··· Exercise input ···
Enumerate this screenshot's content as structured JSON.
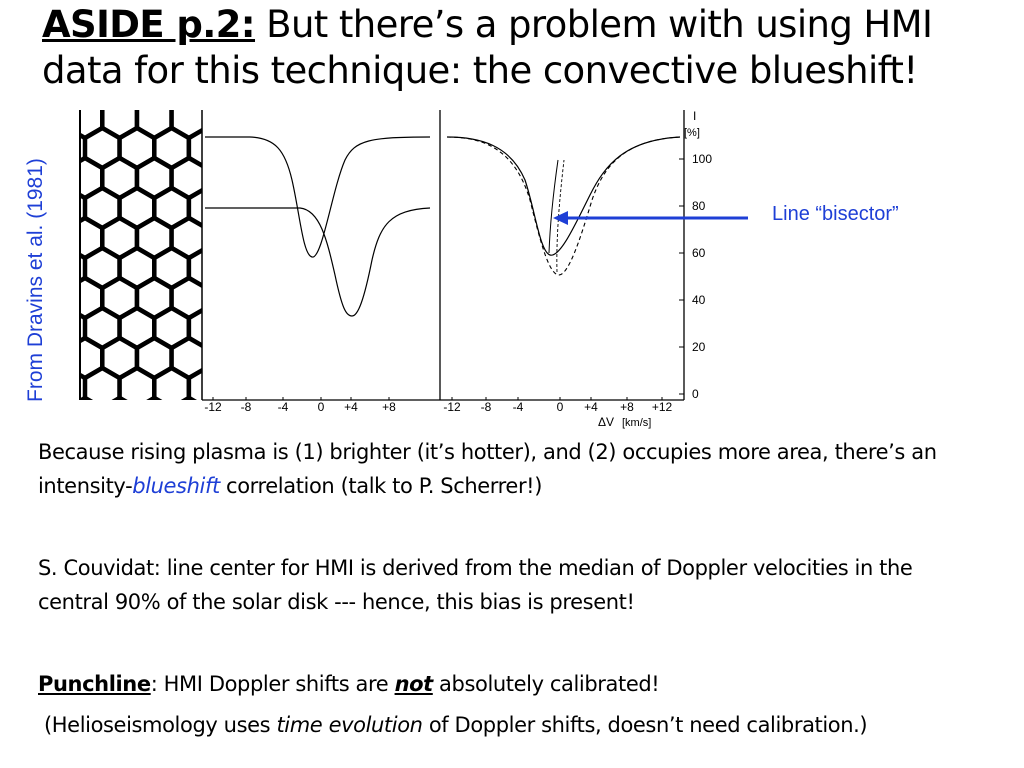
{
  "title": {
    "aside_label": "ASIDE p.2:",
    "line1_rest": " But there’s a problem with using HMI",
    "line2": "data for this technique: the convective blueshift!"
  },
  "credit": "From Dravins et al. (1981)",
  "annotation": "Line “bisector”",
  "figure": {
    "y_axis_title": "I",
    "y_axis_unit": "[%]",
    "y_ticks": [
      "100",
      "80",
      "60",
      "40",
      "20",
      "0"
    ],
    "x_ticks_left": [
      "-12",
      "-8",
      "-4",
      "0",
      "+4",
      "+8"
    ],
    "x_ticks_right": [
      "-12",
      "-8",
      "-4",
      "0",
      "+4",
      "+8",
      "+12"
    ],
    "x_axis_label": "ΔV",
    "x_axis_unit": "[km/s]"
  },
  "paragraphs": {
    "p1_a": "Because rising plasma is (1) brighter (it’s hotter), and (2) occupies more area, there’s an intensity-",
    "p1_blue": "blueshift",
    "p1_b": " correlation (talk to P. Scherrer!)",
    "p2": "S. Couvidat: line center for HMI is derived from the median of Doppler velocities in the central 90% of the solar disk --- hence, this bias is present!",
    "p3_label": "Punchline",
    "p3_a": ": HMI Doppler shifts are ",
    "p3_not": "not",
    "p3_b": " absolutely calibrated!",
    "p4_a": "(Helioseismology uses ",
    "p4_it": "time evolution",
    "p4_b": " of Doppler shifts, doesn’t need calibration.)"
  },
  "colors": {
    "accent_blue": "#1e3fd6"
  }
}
···
··· Exercise input ···
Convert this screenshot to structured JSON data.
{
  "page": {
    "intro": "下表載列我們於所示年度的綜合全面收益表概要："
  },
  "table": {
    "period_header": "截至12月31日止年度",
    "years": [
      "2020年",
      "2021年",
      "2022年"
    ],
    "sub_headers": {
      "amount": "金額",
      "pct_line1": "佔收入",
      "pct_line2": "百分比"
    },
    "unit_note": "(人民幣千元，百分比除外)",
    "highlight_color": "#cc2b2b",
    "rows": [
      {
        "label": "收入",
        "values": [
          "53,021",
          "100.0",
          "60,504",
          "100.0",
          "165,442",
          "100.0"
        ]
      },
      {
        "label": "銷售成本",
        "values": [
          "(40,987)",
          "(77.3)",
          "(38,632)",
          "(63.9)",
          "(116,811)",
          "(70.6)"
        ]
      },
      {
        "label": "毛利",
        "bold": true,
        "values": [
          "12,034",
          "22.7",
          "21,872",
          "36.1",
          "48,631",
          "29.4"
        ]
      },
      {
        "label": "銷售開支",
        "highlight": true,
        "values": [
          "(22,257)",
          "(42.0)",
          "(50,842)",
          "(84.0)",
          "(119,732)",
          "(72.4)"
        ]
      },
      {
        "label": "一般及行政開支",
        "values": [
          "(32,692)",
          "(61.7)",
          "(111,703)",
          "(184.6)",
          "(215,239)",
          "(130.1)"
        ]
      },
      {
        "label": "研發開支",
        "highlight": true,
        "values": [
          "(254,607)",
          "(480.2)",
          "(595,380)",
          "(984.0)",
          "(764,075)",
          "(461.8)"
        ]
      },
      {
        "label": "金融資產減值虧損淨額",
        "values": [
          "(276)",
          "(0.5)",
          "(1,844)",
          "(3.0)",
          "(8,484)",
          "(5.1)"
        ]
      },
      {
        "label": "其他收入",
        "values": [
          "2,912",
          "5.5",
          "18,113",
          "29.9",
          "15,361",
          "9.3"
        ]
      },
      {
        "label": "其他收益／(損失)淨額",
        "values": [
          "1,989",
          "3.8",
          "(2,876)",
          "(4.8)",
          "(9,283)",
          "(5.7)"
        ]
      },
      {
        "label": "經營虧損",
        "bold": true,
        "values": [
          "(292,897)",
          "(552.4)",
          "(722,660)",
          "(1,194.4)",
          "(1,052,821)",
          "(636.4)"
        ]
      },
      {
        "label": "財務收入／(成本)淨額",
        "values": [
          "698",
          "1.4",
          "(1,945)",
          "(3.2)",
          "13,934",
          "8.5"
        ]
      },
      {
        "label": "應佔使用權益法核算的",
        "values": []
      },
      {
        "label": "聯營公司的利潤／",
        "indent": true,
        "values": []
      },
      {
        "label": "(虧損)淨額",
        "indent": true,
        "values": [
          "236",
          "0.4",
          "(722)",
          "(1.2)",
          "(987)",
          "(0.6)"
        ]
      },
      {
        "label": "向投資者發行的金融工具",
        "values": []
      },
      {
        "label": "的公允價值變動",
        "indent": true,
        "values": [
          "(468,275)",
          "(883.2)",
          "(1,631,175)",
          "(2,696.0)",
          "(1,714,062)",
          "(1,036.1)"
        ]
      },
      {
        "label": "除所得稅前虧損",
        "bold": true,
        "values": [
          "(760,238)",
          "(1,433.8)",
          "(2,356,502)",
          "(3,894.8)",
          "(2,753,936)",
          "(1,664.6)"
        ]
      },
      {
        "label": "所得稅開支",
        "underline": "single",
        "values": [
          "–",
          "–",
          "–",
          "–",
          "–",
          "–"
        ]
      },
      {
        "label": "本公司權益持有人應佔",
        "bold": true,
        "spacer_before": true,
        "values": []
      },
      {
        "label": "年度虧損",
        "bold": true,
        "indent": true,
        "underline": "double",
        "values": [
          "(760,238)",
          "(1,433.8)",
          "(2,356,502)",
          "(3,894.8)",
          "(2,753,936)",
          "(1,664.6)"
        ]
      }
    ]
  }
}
···
- Brief:
Copy out all lines that carry the word "blueshift".

- Result for this exercise:
    "line2": "data for this technique: the convective blueshift!"
    "p1_blue": "blueshift",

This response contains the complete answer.